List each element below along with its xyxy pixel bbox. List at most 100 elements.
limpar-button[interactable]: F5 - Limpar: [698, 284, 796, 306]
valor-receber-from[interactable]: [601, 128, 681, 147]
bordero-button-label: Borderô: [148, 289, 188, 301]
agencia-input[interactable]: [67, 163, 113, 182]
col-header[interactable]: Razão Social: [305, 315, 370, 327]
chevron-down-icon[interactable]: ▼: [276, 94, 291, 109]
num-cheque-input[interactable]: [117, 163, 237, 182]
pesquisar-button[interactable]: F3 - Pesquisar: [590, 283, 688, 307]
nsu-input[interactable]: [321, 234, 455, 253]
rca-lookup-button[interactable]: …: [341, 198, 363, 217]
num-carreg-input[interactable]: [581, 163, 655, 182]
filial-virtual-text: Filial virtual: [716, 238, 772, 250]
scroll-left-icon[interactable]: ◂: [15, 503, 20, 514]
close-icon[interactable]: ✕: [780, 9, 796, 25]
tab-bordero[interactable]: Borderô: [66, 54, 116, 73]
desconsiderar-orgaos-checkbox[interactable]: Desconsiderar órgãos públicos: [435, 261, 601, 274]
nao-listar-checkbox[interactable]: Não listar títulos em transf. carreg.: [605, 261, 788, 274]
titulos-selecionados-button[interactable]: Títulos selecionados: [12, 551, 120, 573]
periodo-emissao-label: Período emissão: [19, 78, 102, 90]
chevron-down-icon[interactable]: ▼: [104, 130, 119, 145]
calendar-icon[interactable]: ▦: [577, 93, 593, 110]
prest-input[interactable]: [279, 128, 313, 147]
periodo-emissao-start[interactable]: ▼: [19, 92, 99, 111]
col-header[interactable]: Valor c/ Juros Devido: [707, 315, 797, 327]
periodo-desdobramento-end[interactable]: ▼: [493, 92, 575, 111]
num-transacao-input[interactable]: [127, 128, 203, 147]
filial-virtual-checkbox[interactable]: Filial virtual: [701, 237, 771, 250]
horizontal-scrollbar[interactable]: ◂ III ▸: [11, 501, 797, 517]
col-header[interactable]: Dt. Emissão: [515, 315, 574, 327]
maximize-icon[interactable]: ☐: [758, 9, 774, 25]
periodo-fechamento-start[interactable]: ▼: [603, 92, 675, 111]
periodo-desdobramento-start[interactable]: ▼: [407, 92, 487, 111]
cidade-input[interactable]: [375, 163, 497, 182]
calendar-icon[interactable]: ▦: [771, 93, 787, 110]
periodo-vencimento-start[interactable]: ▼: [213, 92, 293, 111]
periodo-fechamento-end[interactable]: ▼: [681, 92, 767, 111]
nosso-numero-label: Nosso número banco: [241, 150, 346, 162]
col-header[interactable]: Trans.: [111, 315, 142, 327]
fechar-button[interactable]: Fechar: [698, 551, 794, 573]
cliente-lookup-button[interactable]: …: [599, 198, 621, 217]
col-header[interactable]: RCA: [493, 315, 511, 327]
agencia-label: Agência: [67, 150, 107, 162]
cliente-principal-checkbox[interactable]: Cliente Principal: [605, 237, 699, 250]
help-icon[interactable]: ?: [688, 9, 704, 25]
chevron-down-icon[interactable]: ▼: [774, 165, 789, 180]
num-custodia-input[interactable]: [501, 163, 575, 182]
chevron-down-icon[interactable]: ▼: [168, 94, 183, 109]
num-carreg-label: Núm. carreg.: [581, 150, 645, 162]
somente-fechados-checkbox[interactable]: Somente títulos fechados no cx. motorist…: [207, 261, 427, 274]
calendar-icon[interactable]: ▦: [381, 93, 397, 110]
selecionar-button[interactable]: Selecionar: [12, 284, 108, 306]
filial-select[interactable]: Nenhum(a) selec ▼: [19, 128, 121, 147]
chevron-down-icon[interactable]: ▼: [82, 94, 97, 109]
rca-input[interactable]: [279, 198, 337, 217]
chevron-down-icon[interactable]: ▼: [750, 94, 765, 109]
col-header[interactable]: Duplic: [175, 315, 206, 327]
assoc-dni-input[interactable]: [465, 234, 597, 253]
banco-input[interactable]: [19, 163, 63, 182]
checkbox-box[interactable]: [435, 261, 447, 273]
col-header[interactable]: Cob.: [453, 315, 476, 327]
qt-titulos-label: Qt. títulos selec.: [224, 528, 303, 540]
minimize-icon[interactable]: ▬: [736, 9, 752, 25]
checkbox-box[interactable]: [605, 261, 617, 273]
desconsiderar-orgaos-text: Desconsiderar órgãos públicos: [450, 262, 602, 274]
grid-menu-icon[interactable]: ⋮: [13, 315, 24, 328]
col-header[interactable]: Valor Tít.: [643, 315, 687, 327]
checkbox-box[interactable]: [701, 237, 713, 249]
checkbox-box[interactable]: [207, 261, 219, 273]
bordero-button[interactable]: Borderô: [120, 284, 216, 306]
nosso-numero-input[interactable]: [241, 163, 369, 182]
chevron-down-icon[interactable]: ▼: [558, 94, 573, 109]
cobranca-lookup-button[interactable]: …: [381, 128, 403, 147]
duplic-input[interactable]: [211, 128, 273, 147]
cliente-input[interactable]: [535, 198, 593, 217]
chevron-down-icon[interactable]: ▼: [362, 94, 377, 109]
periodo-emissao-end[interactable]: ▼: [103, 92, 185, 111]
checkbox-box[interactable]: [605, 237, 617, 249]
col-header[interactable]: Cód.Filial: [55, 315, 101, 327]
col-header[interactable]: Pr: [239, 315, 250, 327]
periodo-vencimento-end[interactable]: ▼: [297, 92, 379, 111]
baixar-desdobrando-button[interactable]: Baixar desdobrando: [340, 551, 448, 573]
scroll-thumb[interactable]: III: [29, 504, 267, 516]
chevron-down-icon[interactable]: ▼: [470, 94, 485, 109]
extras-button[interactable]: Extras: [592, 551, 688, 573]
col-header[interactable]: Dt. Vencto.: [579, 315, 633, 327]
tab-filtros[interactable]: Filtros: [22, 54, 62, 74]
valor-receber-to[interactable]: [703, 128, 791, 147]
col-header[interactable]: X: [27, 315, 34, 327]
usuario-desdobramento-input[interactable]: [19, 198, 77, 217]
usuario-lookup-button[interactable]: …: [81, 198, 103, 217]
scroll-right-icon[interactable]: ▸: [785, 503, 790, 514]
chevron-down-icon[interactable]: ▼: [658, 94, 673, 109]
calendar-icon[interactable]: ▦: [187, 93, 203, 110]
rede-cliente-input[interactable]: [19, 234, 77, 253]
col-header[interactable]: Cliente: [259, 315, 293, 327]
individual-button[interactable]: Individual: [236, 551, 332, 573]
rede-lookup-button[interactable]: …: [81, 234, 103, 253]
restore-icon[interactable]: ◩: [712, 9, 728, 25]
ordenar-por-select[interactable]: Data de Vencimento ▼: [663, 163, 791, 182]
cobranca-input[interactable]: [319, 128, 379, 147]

....................

_TASK OBJECTIVE_. Copy out the rows above, starting from the first one and ending with the line that has "col-header[interactable]: Razão Social: [305, 315, 370, 327]". Keep every character the same.

_SOLUTION_.
List each element below along with its xyxy pixel bbox. List at most 100 elements.
limpar-button[interactable]: F5 - Limpar: [698, 284, 796, 306]
valor-receber-from[interactable]: [601, 128, 681, 147]
bordero-button-label: Borderô: [148, 289, 188, 301]
agencia-input[interactable]: [67, 163, 113, 182]
col-header[interactable]: Razão Social: [305, 315, 370, 327]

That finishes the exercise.